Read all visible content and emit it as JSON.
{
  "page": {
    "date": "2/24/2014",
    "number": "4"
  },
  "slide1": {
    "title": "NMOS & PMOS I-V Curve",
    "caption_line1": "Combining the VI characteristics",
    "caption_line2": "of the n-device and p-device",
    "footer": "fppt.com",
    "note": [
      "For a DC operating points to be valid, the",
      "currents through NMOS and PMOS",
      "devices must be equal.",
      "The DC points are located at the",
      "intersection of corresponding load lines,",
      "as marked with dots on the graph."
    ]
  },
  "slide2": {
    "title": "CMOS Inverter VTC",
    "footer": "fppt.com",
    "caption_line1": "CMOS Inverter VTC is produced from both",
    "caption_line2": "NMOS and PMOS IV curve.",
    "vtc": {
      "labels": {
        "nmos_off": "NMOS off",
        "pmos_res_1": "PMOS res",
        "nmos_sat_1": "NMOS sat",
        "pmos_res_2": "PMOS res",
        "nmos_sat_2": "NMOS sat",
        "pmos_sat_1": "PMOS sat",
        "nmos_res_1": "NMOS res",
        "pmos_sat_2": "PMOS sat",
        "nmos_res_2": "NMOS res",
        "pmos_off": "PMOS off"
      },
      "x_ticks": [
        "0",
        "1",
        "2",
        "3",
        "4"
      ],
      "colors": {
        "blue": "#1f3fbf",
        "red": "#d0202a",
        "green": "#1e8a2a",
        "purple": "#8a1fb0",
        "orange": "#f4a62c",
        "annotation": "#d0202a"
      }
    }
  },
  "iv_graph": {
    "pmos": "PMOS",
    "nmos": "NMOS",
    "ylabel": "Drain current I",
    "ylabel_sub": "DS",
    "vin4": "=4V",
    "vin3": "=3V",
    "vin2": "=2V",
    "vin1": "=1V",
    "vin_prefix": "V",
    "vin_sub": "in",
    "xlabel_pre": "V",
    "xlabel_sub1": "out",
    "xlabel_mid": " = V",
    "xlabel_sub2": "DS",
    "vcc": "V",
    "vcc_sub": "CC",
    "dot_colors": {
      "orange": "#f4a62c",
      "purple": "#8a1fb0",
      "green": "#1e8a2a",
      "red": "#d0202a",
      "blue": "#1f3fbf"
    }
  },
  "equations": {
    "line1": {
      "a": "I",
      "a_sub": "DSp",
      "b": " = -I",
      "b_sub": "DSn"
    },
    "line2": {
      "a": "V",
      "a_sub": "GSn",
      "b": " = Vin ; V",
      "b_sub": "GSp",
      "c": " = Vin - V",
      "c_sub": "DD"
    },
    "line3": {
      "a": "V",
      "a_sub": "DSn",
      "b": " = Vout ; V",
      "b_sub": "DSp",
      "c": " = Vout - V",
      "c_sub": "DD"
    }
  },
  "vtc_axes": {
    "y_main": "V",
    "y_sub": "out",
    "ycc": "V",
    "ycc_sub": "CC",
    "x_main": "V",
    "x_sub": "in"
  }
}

-=-=-=-=-

• PROBLEM DESCRIPTION: Gather all lines from the records above in which "CMOS" appears.

• CORRECT RESULT:
    "title": "CMOS Inverter VTC",
    "caption_line1": "CMOS Inverter VTC is produced from both",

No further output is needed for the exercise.